## START RECORDS TO PROCESS
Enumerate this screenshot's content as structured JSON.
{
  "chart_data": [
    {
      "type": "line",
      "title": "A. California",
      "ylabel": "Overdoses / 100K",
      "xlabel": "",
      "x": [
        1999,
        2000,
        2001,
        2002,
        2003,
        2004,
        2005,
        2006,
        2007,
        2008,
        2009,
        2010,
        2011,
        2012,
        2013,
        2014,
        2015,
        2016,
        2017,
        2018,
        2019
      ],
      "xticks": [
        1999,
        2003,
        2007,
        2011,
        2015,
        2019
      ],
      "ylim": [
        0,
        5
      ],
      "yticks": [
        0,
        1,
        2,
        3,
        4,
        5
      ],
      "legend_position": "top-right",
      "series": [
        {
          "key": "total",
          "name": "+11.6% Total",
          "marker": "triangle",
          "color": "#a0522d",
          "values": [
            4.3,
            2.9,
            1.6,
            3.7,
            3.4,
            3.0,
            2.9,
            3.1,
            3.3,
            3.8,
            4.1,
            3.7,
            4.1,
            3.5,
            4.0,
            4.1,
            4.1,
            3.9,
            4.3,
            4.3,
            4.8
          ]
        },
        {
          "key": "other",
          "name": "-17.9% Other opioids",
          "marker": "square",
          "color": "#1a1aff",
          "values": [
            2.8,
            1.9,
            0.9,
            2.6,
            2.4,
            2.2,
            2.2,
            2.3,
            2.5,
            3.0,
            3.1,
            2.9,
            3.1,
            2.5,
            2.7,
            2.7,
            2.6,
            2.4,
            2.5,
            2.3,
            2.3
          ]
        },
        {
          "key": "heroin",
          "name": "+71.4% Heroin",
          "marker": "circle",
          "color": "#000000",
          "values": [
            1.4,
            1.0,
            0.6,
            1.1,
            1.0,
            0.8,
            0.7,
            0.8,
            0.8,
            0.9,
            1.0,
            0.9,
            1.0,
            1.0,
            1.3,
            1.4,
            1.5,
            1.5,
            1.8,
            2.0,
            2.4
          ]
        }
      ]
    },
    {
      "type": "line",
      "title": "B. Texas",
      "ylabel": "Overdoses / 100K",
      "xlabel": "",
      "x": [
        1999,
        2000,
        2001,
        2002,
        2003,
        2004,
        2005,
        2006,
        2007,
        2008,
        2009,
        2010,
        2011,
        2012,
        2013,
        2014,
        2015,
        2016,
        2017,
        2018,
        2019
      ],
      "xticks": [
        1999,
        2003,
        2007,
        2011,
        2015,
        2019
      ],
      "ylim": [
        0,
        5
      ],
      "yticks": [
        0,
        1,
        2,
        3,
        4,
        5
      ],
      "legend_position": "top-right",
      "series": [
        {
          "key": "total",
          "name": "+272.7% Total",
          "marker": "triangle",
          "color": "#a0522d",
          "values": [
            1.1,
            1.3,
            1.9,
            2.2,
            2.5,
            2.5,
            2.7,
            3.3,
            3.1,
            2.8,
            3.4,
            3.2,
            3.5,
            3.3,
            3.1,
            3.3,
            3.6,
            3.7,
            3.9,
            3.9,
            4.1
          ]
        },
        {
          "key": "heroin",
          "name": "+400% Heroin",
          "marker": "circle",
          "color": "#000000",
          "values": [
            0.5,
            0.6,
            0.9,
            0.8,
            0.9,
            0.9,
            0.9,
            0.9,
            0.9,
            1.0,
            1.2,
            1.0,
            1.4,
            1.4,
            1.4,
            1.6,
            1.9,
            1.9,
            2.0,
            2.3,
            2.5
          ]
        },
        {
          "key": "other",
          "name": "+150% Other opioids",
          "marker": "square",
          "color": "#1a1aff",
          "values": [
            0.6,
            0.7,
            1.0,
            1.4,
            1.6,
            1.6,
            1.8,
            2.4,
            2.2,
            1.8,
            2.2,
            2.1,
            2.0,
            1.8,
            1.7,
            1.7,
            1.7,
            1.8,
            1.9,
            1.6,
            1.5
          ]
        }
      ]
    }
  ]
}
## END RECORDS TO PROCESS
GIVEN REQUEST :: Reproduce each entry above exactly, keeping every word.

THE ANSWER ::
Enumerate this screenshot's content as structured JSON.
{
  "chart_data": [
    {
      "type": "line",
      "title": "A. California",
      "ylabel": "Overdoses / 100K",
      "xlabel": "",
      "x": [
        1999,
        2000,
        2001,
        2002,
        2003,
        2004,
        2005,
        2006,
        2007,
        2008,
        2009,
        2010,
        2011,
        2012,
        2013,
        2014,
        2015,
        2016,
        2017,
        2018,
        2019
      ],
      "xticks": [
        1999,
        2003,
        2007,
        2011,
        2015,
        2019
      ],
      "ylim": [
        0,
        5
      ],
      "yticks": [
        0,
        1,
        2,
        3,
        4,
        5
      ],
      "legend_position": "top-right",
      "series": [
        {
          "key": "total",
          "name": "+11.6% Total",
          "marker": "triangle",
          "color": "#a0522d",
          "values": [
            4.3,
            2.9,
            1.6,
            3.7,
            3.4,
            3.0,
            2.9,
            3.1,
            3.3,
            3.8,
            4.1,
            3.7,
            4.1,
            3.5,
            4.0,
            4.1,
            4.1,
            3.9,
            4.3,
            4.3,
            4.8
          ]
        },
        {
          "key": "other",
          "name": "-17.9% Other opioids",
          "marker": "square",
          "color": "#1a1aff",
          "values": [
            2.8,
            1.9,
            0.9,
            2.6,
            2.4,
            2.2,
            2.2,
            2.3,
            2.5,
            3.0,
            3.1,
            2.9,
            3.1,
            2.5,
            2.7,
            2.7,
            2.6,
            2.4,
            2.5,
            2.3,
            2.3
          ]
        },
        {
          "key": "heroin",
          "name": "+71.4% Heroin",
          "marker": "circle",
          "color": "#000000",
          "values": [
            1.4,
            1.0,
            0.6,
            1.1,
            1.0,
            0.8,
            0.7,
            0.8,
            0.8,
            0.9,
            1.0,
            0.9,
            1.0,
            1.0,
            1.3,
            1.4,
            1.5,
            1.5,
            1.8,
            2.0,
            2.4
          ]
        }
      ]
    },
    {
      "type": "line",
      "title": "B. Texas",
      "ylabel": "Overdoses / 100K",
      "xlabel": "",
      "x": [
        1999,
        2000,
        2001,
        2002,
        2003,
        2004,
        2005,
        2006,
        2007,
        2008,
        2009,
        2010,
        2011,
        2012,
        2013,
        2014,
        2015,
        2016,
        2017,
        2018,
        2019
      ],
      "xticks": [
        1999,
        2003,
        2007,
        2011,
        2015,
        2019
      ],
      "ylim": [
        0,
        5
      ],
      "yticks": [
        0,
        1,
        2,
        3,
        4,
        5
      ],
      "legend_position": "top-right",
      "series": [
        {
          "key": "total",
          "name": "+272.7% Total",
          "marker": "triangle",
          "color": "#a0522d",
          "values": [
            1.1,
            1.3,
            1.9,
            2.2,
            2.5,
            2.5,
            2.7,
            3.3,
            3.1,
            2.8,
            3.4,
            3.2,
            3.5,
            3.3,
            3.1,
            3.3,
            3.6,
            3.7,
            3.9,
            3.9,
            4.1
          ]
        },
        {
          "key": "heroin",
          "name": "+400% Heroin",
          "marker": "circle",
          "color": "#000000",
          "values": [
            0.5,
            0.6,
            0.9,
            0.8,
            0.9,
            0.9,
            0.9,
            0.9,
            0.9,
            1.0,
            1.2,
            1.0,
            1.4,
            1.4,
            1.4,
            1.6,
            1.9,
            1.9,
            2.0,
            2.3,
            2.5
          ]
        },
        {
          "key": "other",
          "name": "+150% Other opioids",
          "marker": "square",
          "color": "#1a1aff",
          "values": [
            0.6,
            0.7,
            1.0,
            1.4,
            1.6,
            1.6,
            1.8,
            2.4,
            2.2,
            1.8,
            2.2,
            2.1,
            2.0,
            1.8,
            1.7,
            1.7,
            1.7,
            1.8,
            1.9,
            1.6,
            1.5
          ]
        }
      ]
    }
  ]
}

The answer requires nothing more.